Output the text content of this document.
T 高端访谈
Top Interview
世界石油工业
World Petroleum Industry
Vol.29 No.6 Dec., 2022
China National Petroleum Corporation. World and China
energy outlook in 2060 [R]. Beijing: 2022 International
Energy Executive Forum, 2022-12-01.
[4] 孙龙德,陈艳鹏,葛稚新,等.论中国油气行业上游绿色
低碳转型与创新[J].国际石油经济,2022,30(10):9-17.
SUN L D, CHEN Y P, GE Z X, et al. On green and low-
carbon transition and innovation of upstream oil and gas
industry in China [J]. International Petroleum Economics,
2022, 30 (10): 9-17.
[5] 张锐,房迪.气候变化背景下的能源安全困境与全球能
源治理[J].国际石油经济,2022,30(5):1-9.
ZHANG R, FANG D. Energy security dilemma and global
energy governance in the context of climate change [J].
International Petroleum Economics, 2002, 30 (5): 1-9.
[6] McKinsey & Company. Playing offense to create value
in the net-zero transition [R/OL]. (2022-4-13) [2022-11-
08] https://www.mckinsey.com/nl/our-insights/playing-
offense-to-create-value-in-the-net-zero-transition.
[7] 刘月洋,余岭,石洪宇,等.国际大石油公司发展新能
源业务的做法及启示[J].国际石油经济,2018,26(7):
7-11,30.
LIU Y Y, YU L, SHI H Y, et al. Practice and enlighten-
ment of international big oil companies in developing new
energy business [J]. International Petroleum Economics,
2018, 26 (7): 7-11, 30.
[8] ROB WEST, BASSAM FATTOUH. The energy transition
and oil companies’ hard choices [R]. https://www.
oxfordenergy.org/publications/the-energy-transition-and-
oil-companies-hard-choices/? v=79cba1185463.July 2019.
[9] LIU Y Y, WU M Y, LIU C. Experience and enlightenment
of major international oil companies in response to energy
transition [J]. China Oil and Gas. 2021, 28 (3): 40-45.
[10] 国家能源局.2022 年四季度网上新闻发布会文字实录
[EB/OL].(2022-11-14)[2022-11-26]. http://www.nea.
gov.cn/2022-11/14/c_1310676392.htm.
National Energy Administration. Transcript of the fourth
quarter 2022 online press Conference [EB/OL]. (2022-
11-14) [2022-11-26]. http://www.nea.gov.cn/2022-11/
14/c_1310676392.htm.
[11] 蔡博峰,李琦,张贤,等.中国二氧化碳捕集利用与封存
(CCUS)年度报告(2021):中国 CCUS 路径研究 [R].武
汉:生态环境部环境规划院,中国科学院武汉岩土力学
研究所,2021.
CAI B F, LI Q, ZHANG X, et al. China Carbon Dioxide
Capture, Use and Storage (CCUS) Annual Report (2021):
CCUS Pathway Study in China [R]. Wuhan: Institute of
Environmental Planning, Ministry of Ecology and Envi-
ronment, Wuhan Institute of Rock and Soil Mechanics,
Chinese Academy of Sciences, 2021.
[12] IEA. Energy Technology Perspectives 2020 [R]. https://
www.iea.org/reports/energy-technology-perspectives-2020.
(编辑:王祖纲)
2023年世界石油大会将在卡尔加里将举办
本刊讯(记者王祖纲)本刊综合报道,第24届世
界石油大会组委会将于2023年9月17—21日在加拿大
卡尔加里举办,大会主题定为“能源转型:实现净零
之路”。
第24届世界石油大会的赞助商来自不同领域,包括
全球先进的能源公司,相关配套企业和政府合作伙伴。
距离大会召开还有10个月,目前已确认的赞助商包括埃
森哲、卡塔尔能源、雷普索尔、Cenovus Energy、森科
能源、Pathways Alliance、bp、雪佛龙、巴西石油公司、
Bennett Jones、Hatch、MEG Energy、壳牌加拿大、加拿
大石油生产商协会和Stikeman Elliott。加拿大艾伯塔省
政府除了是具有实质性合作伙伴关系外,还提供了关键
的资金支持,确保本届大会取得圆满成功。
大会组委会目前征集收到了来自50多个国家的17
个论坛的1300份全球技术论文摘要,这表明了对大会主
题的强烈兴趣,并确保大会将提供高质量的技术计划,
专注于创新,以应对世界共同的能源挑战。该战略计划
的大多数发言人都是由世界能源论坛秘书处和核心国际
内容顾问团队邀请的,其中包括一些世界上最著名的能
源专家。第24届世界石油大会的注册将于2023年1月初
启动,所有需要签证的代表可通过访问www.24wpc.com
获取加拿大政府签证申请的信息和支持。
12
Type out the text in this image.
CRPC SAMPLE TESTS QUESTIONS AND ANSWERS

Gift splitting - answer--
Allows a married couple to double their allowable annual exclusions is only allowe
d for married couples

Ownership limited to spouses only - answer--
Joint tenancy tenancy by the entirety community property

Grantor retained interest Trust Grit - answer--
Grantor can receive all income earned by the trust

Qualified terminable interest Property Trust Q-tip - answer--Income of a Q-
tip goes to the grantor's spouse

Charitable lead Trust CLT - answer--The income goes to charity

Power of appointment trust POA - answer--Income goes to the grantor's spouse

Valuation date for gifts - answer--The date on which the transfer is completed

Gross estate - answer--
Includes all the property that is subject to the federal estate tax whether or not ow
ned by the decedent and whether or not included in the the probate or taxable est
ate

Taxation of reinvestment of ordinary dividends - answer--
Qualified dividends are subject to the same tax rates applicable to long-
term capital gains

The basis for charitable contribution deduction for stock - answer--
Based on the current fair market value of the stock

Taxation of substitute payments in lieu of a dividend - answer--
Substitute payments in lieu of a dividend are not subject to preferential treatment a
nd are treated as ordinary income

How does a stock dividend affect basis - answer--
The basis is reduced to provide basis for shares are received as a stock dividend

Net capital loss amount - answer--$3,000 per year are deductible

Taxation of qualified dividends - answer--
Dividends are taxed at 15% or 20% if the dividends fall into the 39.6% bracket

________________________

__Instructions for the task__:
Pull out each line of the entries that contains "married".

__Result for this exercise__:
Allows a married couple to double their allowable annual exclusions is only allowe
d for married couples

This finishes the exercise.